TASK PROMPT: Return the complete listing that follows, with each line reproduced exactly.

GIVEN RECORDS:

----

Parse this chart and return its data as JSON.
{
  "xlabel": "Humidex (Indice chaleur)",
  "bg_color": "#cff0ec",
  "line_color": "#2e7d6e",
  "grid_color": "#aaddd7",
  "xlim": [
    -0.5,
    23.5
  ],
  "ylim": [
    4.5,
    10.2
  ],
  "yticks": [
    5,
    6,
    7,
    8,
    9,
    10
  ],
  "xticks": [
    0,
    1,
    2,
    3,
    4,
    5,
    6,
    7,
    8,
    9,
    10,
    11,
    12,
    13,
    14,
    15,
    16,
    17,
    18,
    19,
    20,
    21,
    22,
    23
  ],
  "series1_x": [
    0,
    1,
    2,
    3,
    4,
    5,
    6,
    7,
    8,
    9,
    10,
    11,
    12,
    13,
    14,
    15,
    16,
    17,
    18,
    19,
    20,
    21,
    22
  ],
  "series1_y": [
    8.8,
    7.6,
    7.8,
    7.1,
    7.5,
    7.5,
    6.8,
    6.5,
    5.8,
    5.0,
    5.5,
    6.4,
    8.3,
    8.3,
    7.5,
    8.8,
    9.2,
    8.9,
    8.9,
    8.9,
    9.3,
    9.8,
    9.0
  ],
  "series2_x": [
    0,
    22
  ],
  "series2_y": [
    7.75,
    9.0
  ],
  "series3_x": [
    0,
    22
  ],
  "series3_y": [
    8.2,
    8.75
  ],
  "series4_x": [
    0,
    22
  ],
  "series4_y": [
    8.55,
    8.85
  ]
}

----

COMPLETE RESPONSE:
Parse this chart and return its data as JSON.
{
  "xlabel": "Humidex (Indice chaleur)",
  "bg_color": "#cff0ec",
  "line_color": "#2e7d6e",
  "grid_color": "#aaddd7",
  "xlim": [
    -0.5,
    23.5
  ],
  "ylim": [
    4.5,
    10.2
  ],
  "yticks": [
    5,
    6,
    7,
    8,
    9,
    10
  ],
  "xticks": [
    0,
    1,
    2,
    3,
    4,
    5,
    6,
    7,
    8,
    9,
    10,
    11,
    12,
    13,
    14,
    15,
    16,
    17,
    18,
    19,
    20,
    21,
    22,
    23
  ],
  "series1_x": [
    0,
    1,
    2,
    3,
    4,
    5,
    6,
    7,
    8,
    9,
    10,
    11,
    12,
    13,
    14,
    15,
    16,
    17,
    18,
    19,
    20,
    21,
    22
  ],
  "series1_y": [
    8.8,
    7.6,
    7.8,
    7.1,
    7.5,
    7.5,
    6.8,
    6.5,
    5.8,
    5.0,
    5.5,
    6.4,
    8.3,
    8.3,
    7.5,
    8.8,
    9.2,
    8.9,
    8.9,
    8.9,
    9.3,
    9.8,
    9.0
  ],
  "series2_x": [
    0,
    22
  ],
  "series2_y": [
    7.75,
    9.0
  ],
  "series3_x": [
    0,
    22
  ],
  "series3_y": [
    8.2,
    8.75
  ],
  "series4_x": [
    0,
    22
  ],
  "series4_y": [
    8.55,
    8.85
  ]
}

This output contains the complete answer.